L’usage de la musique militaire pour transmettre les ordres.
Et pour vous dire la cause qui me faict ordonner des Trompettes pour les gens de pied,c’est qu’ilz seront beaucoup mieulx entenduz que les Tabourins ne pourroient estre,s’il y auoit vn grand tumulte […]. Et a ces fins voyez vous qu’ilz ont des Trompette audeuant de leurs Bataillons,par lesquelz leurs Chefz signifient ce que le Bataillon doibt faire.I, fo 16. Però farei presso al capitano generale stare I trombetti, come suono non solamente atto a infiammare l’esercito, ma atto a sentirsi in ogni romore più che alcuno altro suono.III, 5.
L’avantage des piques sur la cavalerie lourde.
Ilz [les Suisses] prindrent pourtant les Picques, comme baston tresvtilles, non seulement pour soustenir l’assault des gensdarmes, mais encores pour les vaincre : au moyen desquelles armes, & a la fiance quilz ont en leur bon ordre, ilz ont prinse telle audace, que XV ou XX mil hommes des leurs oseroient bien entrendre sur tout vn Monde des gens de cheual, comme ilz monstrerent a Nouare, & a Marignan: combien qu’il leur print mieulx de l’vne bataille que de l’autre.I, fo 12. Questo modo dello armare fu trovato da’ populi tedeschi e massime dai Svizzeri; i quali, sendo poveri e volendo vivere liberi, erano e sono necessitati combattere con la ambizione de’ principi della Magna;; onde ne nacque che, essendo a piè e volendosi difendere da’ nimici che erano a cavallo, convenne loro ricercare degli antichi ordini e trovare arme che dalla furia de’ cavagli gli difendesse […]. Presono pertanto per arme le picche, arme utilissima non solamente a sostenere i cavagli, ma a vincergli. E hanno per virtù di queste armi e di questi ordini presa i Tedeschi tanta audacia, che quindici o ventimila di loro assalterebbero ogni gran numero di cavagli; e di questo da venticinque anni in qua se ne sono vedute esperienze assai.II, 2.

- [À FAIRE]
a – D’après le texte, dans quelles batailles les Suisses ont-ils montré qu’ils osaient affronter un grand nombre de gens de cheval ?
b – Recopiez fidèlement le passage du texte qui va de « Et pour vous » à « la cavalerie lourde. ».
c – Dites si chacune des affirmations suivantes s’accorde avec le texte, en répondant par oui ou par non et en citant les mots du texte qui en décident. (i) Dans un grand tumulte, les trompettes se font mieux entendre que les tambours. (ii) Les Suisses ont pris les piques uniquement pour soutenir l’assaut des gens d’armes. (iii) Les Suisses étaient riches.

Lignes d’une collection:
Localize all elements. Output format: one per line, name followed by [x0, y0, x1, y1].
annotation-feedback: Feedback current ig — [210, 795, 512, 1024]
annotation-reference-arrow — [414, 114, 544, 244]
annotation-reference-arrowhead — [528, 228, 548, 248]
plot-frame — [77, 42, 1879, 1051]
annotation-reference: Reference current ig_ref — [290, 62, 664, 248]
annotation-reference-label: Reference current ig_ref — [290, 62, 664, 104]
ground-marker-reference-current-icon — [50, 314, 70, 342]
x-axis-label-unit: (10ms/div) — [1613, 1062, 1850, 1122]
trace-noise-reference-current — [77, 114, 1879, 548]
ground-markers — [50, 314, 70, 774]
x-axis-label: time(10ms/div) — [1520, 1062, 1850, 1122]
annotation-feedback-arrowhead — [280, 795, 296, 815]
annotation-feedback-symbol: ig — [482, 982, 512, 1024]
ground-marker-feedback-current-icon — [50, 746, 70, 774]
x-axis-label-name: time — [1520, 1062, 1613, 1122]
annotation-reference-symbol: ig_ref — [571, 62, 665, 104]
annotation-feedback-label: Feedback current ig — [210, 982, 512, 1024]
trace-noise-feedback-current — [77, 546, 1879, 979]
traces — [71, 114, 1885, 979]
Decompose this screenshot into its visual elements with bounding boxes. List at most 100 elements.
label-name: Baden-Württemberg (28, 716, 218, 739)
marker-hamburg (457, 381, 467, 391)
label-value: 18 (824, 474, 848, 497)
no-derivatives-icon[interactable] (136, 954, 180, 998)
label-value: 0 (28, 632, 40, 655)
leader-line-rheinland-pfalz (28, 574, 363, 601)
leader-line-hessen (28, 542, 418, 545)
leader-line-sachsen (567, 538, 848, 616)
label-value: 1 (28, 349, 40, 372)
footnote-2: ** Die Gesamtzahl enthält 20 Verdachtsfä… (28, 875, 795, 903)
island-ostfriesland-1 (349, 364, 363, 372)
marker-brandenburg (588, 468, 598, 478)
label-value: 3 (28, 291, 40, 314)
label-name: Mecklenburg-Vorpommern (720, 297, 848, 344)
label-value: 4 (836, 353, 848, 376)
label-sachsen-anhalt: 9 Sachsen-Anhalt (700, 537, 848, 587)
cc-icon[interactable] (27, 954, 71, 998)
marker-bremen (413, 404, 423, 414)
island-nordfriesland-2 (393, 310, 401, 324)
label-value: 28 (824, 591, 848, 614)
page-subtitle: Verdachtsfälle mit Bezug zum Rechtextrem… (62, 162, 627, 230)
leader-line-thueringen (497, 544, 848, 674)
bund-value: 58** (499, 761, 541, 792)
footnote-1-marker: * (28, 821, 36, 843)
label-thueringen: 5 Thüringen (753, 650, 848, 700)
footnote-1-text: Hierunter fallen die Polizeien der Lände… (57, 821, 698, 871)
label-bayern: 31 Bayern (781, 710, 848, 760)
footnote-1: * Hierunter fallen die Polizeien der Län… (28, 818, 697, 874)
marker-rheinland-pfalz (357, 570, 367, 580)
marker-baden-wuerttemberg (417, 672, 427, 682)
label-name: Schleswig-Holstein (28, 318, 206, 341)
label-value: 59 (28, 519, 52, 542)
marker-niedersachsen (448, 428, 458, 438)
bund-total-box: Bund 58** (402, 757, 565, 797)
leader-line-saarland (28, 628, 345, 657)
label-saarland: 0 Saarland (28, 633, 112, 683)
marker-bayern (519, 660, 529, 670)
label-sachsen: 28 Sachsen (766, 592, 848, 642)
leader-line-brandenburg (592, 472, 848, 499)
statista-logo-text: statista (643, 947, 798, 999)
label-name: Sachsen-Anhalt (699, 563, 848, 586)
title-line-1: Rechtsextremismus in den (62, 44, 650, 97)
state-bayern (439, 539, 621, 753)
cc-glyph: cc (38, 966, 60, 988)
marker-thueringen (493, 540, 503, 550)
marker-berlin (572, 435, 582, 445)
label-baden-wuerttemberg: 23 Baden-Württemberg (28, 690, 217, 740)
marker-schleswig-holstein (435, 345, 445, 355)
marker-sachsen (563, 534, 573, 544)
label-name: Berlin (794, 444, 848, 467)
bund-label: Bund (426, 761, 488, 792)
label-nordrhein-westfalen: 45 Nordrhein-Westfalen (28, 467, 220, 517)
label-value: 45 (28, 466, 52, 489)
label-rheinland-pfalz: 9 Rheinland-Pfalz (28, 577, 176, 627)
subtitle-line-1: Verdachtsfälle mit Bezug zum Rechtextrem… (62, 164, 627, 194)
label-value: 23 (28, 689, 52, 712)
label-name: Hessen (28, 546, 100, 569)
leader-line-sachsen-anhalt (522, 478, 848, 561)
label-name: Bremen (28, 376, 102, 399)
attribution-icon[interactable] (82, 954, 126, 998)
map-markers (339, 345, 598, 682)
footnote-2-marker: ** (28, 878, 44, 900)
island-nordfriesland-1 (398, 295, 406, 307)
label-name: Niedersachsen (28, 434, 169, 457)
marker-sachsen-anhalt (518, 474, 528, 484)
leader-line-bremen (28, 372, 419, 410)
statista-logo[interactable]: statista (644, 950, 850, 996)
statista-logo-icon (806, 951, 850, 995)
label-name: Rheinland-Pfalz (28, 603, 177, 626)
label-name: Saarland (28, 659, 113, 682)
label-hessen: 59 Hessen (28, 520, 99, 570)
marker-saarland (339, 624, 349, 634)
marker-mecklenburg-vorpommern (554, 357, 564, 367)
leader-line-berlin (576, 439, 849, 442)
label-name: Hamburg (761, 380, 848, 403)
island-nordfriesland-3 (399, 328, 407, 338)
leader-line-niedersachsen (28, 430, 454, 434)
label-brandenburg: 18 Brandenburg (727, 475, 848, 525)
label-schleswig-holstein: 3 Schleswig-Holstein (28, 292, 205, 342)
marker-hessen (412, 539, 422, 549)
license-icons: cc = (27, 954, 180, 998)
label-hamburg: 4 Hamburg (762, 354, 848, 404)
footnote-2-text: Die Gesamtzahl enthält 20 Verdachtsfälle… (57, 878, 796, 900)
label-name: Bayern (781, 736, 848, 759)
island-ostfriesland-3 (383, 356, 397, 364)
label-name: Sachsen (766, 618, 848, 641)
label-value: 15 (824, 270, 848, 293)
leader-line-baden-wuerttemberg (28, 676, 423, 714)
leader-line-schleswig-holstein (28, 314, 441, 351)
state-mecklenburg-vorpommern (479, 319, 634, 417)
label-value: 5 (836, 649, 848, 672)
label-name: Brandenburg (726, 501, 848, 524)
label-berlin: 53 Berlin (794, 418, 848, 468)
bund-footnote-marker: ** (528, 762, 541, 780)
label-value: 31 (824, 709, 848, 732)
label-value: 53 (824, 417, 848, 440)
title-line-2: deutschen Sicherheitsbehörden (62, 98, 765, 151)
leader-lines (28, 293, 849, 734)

- [RÉSULTATS]
a – À Nouare et à Marignan.

b –
Et pour vous dire la cause qui me faict ordonner des Trompettes pour les gens de pied,c’est qu’ilz seront beaucoup mieulx entenduz que les Tabourins ne pourroient estre,s’il y auoit vn grand tumulte […]. Et a ces fins voyez vous qu’ilz ont des Trompette audeuant de leurs Bataillons,par lesquelz leurs Chefz signifient ce que le Bataillon doibt faire.I, fo 16. Però farei presso al capitano generale stare I trombetti, come suono non solamente atto a infiammare l’esercito, ma atto a sentirsi in ogni romore più che alcuno altro suono.III, 5.
L’avantage des piques sur la cavalerie lourde.

c –
(i) Oui : « ilz seront beaucoup mieulx entenduz que les Tabourins ne pourroient estre,s’il y auoit vn grand tumulte ».
(ii) Non : « non seulement pour soustenir l’assault des gensdarmes, mais encores pour les vaincre ».
(iii) Non : « sendo poveri e volendo vivere liberi ».